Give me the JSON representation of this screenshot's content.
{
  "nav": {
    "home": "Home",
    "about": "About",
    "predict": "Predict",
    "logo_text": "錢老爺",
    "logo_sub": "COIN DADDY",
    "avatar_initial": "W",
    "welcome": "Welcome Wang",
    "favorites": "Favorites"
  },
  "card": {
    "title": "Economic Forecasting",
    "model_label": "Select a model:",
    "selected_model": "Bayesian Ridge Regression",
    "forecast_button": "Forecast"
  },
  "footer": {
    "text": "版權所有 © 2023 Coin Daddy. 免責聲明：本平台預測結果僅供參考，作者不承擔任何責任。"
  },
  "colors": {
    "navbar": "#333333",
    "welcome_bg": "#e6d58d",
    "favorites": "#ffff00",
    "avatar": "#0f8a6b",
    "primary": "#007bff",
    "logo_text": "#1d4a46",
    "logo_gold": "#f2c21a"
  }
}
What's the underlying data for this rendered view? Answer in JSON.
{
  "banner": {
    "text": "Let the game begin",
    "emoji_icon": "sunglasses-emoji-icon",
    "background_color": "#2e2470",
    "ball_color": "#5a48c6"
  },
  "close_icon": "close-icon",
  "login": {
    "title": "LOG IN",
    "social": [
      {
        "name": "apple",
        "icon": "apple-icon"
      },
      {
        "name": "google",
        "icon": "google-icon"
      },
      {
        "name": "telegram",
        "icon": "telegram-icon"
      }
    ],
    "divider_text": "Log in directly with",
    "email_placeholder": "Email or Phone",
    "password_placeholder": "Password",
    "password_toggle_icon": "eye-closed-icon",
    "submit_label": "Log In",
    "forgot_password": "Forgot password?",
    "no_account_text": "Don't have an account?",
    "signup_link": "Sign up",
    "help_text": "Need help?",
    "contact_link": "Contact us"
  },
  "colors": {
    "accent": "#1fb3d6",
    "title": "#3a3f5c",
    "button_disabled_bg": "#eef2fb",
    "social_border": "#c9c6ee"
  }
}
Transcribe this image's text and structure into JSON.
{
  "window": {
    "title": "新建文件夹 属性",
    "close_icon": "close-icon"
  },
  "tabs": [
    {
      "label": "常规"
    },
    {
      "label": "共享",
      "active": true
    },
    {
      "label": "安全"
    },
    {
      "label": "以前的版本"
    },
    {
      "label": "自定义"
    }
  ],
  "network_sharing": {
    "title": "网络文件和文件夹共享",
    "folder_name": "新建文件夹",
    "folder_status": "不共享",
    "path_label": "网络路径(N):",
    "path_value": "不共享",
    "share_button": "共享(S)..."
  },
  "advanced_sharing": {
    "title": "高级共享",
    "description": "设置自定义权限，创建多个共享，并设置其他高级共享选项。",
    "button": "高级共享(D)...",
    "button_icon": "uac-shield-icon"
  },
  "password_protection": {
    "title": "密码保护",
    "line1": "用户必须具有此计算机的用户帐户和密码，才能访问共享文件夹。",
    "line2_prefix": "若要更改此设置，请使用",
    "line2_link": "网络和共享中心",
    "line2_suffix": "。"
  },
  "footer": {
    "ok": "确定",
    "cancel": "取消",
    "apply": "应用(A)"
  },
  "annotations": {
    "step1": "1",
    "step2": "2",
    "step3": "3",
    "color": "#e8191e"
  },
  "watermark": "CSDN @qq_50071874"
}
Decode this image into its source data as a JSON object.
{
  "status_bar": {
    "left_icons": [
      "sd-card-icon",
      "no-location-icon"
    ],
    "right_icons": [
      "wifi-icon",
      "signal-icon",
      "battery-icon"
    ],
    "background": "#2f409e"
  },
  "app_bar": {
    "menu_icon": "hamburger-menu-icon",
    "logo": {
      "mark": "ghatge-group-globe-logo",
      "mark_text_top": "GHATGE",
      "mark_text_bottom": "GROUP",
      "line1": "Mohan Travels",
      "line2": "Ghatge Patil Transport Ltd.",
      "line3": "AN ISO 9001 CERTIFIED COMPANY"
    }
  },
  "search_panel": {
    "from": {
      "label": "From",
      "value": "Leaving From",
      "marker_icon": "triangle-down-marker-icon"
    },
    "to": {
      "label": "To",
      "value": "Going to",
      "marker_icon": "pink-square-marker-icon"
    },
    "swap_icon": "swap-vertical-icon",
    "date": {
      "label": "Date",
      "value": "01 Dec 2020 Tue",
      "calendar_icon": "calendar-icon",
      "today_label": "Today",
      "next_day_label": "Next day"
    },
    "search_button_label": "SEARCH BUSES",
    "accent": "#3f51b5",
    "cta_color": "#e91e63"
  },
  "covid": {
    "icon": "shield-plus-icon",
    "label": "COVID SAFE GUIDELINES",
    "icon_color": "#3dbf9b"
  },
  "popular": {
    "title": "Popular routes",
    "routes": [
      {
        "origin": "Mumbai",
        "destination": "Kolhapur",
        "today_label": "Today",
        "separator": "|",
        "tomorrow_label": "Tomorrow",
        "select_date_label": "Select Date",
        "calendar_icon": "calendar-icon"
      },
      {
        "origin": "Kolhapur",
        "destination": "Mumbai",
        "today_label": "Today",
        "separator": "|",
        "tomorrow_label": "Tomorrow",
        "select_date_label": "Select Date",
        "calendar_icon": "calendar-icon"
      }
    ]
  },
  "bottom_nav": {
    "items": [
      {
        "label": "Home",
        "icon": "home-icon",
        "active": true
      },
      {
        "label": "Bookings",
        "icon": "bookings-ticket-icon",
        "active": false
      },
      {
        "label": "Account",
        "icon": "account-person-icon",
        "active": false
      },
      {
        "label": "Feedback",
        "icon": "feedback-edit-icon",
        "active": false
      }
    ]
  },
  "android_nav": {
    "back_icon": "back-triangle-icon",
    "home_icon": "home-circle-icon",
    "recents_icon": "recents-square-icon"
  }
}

What is being asked >>
Transcribe the material exactly as it reads.

Correct answer >>
Give me the JSON representation of this screenshot's content.
{
  "nav": {
    "home": "Home",
    "about": "About",
    "predict": "Predict",
    "logo_text": "錢老爺",
    "logo_sub": "COIN DADDY",
    "avatar_initial": "W",
    "welcome": "Welcome Wang",
    "favorites": "Favorites"
  },
  "card": {
    "title": "Economic Forecasting",
    "model_label": "Select a model:",
    "selected_model": "Bayesian Ridge Regression",
    "forecast_button": "Forecast"
  },
  "footer": {
    "text": "版權所有 © 2023 Coin Daddy. 免責聲明：本平台預測結果僅供參考，作者不承擔任何責任。"
  },
  "colors": {
    "navbar": "#333333",
    "welcome_bg": "#e6d58d",
    "favorites": "#ffff00",
    "avatar": "#0f8a6b",
    "primary": "#007bff",
    "logo_text": "#1d4a46",
    "logo_gold": "#f2c21a"
  }
}
What's the underlying data for this rendered view? Answer in JSON.
{
  "banner": {
    "text": "Let the game begin",
    "emoji_icon": "sunglasses-emoji-icon",
    "background_color": "#2e2470",
    "ball_color": "#5a48c6"
  },
  "close_icon": "close-icon",
  "login": {
    "title": "LOG IN",
    "social": [
      {
        "name": "apple",
        "icon": "apple-icon"
      },
      {
        "name": "google",
        "icon": "google-icon"
      },
      {
        "name": "telegram",
        "icon": "telegram-icon"
      }
    ],
    "divider_text": "Log in directly with",
    "email_placeholder": "Email or Phone",
    "password_placeholder": "Password",
    "password_toggle_icon": "eye-closed-icon",
    "submit_label": "Log In",
    "forgot_password": "Forgot password?",
    "no_account_text": "Don't have an account?",
    "signup_link": "Sign up",
    "help_text": "Need help?",
    "contact_link": "Contact us"
  },
  "colors": {
    "accent": "#1fb3d6",
    "title": "#3a3f5c",
    "button_disabled_bg": "#eef2fb",
    "social_border": "#c9c6ee"
  }
}
Transcribe this image's text and structure into JSON.
{
  "window": {
    "title": "新建文件夹 属性",
    "close_icon": "close-icon"
  },
  "tabs": [
    {
      "label": "常规"
    },
    {
      "label": "共享",
      "active": true
    },
    {
      "label": "安全"
    },
    {
      "label": "以前的版本"
    },
    {
      "label": "自定义"
    }
  ],
  "network_sharing": {
    "title": "网络文件和文件夹共享",
    "folder_name": "新建文件夹",
    "folder_status": "不共享",
    "path_label": "网络路径(N):",
    "path_value": "不共享",
    "share_button": "共享(S)..."
  },
  "advanced_sharing": {
    "title": "高级共享",
    "description": "设置自定义权限，创建多个共享，并设置其他高级共享选项。",
    "button": "高级共享(D)...",
    "button_icon": "uac-shield-icon"
  },
  "password_protection": {
    "title": "密码保护",
    "line1": "用户必须具有此计算机的用户帐户和密码，才能访问共享文件夹。",
    "line2_prefix": "若要更改此设置，请使用",
    "line2_link": "网络和共享中心",
    "line2_suffix": "。"
  },
  "footer": {
    "ok": "确定",
    "cancel": "取消",
    "apply": "应用(A)"
  },
  "annotations": {
    "step1": "1",
    "step2": "2",
    "step3": "3",
    "color": "#e8191e"
  },
  "watermark": "CSDN @qq_50071874"
}
Decode this image into its source data as a JSON object.
{
  "status_bar": {
    "left_icons": [
      "sd-card-icon",
      "no-location-icon"
    ],
    "right_icons": [
      "wifi-icon",
      "signal-icon",
      "battery-icon"
    ],
    "background": "#2f409e"
  },
  "app_bar": {
    "menu_icon": "hamburger-menu-icon",
    "logo": {
      "mark": "ghatge-group-globe-logo",
      "mark_text_top": "GHATGE",
      "mark_text_bottom": "GROUP",
      "line1": "Mohan Travels",
      "line2": "Ghatge Patil Transport Ltd.",
      "line3": "AN ISO 9001 CERTIFIED COMPANY"
    }
  },
  "search_panel": {
    "from": {
      "label": "From",
      "value": "Leaving From",
      "marker_icon": "triangle-down-marker-icon"
    },
    "to": {
      "label": "To",
      "value": "Going to",
      "marker_icon": "pink-square-marker-icon"
    },
    "swap_icon": "swap-vertical-icon",
    "date": {
      "label": "Date",
      "value": "01 Dec 2020 Tue",
      "calendar_icon": "calendar-icon",
      "today_label": "Today",
      "next_day_label": "Next day"
    },
    "search_button_label": "SEARCH BUSES",
    "accent": "#3f51b5",
    "cta_color": "#e91e63"
  },
  "covid": {
    "icon": "shield-plus-icon",
    "label": "COVID SAFE GUIDELINES",
    "icon_color": "#3dbf9b"
  },
  "popular": {
    "title": "Popular routes",
    "routes": [
      {
        "origin": "Mumbai",
        "destination": "Kolhapur",
        "today_label": "Today",
        "separator": "|",
        "tomorrow_label": "Tomorrow",
        "select_date_label": "Select Date",
        "calendar_icon": "calendar-icon"
      },
      {
        "origin": "Kolhapur",
        "destination": "Mumbai",
        "today_label": "Today",
        "separator": "|",
        "tomorrow_label": "Tomorrow",
        "select_date_label": "Select Date",
        "calendar_icon": "calendar-icon"
      }
    ]
  },
  "bottom_nav": {
    "items": [
      {
        "label": "Home",
        "icon": "home-icon",
        "active": true
      },
      {
        "label": "Bookings",
        "icon": "bookings-ticket-icon",
        "active": false
      },
      {
        "label": "Account",
        "icon": "account-person-icon",
        "active": false
      },
      {
        "label": "Feedback",
        "icon": "feedback-edit-icon",
        "active": false
      }
    ]
  },
  "android_nav": {
    "back_icon": "back-triangle-icon",
    "home_icon": "home-circle-icon",
    "recents_icon": "recents-square-icon"
  }
}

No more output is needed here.